# [EXTRACTED DATA]
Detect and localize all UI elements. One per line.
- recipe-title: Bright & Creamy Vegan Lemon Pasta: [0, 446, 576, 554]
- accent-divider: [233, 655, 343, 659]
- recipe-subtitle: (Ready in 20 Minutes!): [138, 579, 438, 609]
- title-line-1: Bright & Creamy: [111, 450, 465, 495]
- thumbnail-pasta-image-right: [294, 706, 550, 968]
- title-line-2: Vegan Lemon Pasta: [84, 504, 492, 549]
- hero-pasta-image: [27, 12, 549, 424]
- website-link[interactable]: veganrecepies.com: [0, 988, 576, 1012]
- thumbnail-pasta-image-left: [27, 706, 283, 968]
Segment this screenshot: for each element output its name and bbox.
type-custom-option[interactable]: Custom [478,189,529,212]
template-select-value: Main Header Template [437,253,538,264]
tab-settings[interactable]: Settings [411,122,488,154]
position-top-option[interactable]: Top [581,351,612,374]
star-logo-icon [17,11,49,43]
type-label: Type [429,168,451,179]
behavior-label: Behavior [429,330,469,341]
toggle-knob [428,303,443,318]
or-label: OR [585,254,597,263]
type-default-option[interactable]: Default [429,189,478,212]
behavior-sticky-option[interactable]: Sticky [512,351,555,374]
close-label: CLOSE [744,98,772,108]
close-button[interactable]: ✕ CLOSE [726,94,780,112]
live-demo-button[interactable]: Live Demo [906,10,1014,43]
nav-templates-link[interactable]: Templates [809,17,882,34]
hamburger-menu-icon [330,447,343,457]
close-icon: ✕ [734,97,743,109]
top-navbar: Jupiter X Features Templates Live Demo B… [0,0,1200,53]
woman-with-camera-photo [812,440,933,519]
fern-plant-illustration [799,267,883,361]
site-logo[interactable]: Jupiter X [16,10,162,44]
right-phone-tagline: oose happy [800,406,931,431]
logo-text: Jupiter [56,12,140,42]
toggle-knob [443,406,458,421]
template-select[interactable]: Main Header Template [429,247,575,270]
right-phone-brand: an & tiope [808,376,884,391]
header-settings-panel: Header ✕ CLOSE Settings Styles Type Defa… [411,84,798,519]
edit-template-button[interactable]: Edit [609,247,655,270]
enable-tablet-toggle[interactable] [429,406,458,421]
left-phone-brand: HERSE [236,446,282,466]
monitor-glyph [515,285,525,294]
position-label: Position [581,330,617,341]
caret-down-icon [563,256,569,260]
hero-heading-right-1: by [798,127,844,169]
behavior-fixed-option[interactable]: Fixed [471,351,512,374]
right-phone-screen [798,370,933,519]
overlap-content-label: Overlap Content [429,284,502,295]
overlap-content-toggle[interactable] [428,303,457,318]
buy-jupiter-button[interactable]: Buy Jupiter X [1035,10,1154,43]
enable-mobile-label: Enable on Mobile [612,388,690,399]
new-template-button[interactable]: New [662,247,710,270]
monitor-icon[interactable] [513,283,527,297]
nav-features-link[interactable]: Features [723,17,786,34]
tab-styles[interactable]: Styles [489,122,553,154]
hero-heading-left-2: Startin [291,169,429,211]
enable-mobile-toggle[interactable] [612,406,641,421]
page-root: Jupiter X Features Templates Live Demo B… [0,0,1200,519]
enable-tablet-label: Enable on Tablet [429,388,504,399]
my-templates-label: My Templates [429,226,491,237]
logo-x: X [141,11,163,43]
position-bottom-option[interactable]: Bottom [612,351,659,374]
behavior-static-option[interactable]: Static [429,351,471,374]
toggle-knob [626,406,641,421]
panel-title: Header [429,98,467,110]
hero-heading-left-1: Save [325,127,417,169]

# [REQUIRED TASK]
Rewrite the entire listing, replacing every "toggle-knob" with "switch-knob" and leaving all other text unchanged.

# [FULL OUTPUT]
Detect and localize all UI elements. One per line.
- recipe-title: Bright & Creamy Vegan Lemon Pasta: [0, 446, 576, 554]
- accent-divider: [233, 655, 343, 659]
- recipe-subtitle: (Ready in 20 Minutes!): [138, 579, 438, 609]
- title-line-1: Bright & Creamy: [111, 450, 465, 495]
- thumbnail-pasta-image-right: [294, 706, 550, 968]
- title-line-2: Vegan Lemon Pasta: [84, 504, 492, 549]
- hero-pasta-image: [27, 12, 549, 424]
- website-link[interactable]: veganrecepies.com: [0, 988, 576, 1012]
- thumbnail-pasta-image-left: [27, 706, 283, 968]
Segment this screenshot: for each element output its name and bbox.
type-custom-option[interactable]: Custom [478,189,529,212]
template-select-value: Main Header Template [437,253,538,264]
tab-settings[interactable]: Settings [411,122,488,154]
position-top-option[interactable]: Top [581,351,612,374]
star-logo-icon [17,11,49,43]
type-label: Type [429,168,451,179]
behavior-label: Behavior [429,330,469,341]
switch-knob [428,303,443,318]
or-label: OR [585,254,597,263]
type-default-option[interactable]: Default [429,189,478,212]
behavior-sticky-option[interactable]: Sticky [512,351,555,374]
close-label: CLOSE [744,98,772,108]
close-button[interactable]: ✕ CLOSE [726,94,780,112]
live-demo-button[interactable]: Live Demo [906,10,1014,43]
nav-templates-link[interactable]: Templates [809,17,882,34]
hamburger-menu-icon [330,447,343,457]
close-icon: ✕ [734,97,743,109]
top-navbar: Jupiter X Features Templates Live Demo B… [0,0,1200,53]
woman-with-camera-photo [812,440,933,519]
fern-plant-illustration [799,267,883,361]
site-logo[interactable]: Jupiter X [16,10,162,44]
right-phone-tagline: oose happy [800,406,931,431]
logo-text: Jupiter [56,12,140,42]
switch-knob [443,406,458,421]
template-select[interactable]: Main Header Template [429,247,575,270]
right-phone-brand: an & tiope [808,376,884,391]
header-settings-panel: Header ✕ CLOSE Settings Styles Type Defa… [411,84,798,519]
edit-template-button[interactable]: Edit [609,247,655,270]
enable-tablet-toggle[interactable] [429,406,458,421]
left-phone-brand: HERSE [236,446,282,466]
monitor-glyph [515,285,525,294]
position-label: Position [581,330,617,341]
caret-down-icon [563,256,569,260]
hero-heading-right-1: by [798,127,844,169]
behavior-fixed-option[interactable]: Fixed [471,351,512,374]
right-phone-screen [798,370,933,519]
overlap-content-label: Overlap Content [429,284,502,295]
overlap-content-toggle[interactable] [428,303,457,318]
buy-jupiter-button[interactable]: Buy Jupiter X [1035,10,1154,43]
enable-mobile-label: Enable on Mobile [612,388,690,399]
new-template-button[interactable]: New [662,247,710,270]
monitor-icon[interactable] [513,283,527,297]
nav-features-link[interactable]: Features [723,17,786,34]
tab-styles[interactable]: Styles [489,122,553,154]
hero-heading-left-2: Startin [291,169,429,211]
enable-mobile-toggle[interactable] [612,406,641,421]
page-root: Jupiter X Features Templates Live Demo B… [0,0,1200,519]
enable-tablet-label: Enable on Tablet [429,388,504,399]
my-templates-label: My Templates [429,226,491,237]
logo-x: X [141,11,163,43]
position-bottom-option[interactable]: Bottom [612,351,659,374]
behavior-static-option[interactable]: Static [429,351,471,374]
switch-knob [626,406,641,421]
panel-title: Header [429,98,467,110]
hero-heading-left-1: Save [325,127,417,169]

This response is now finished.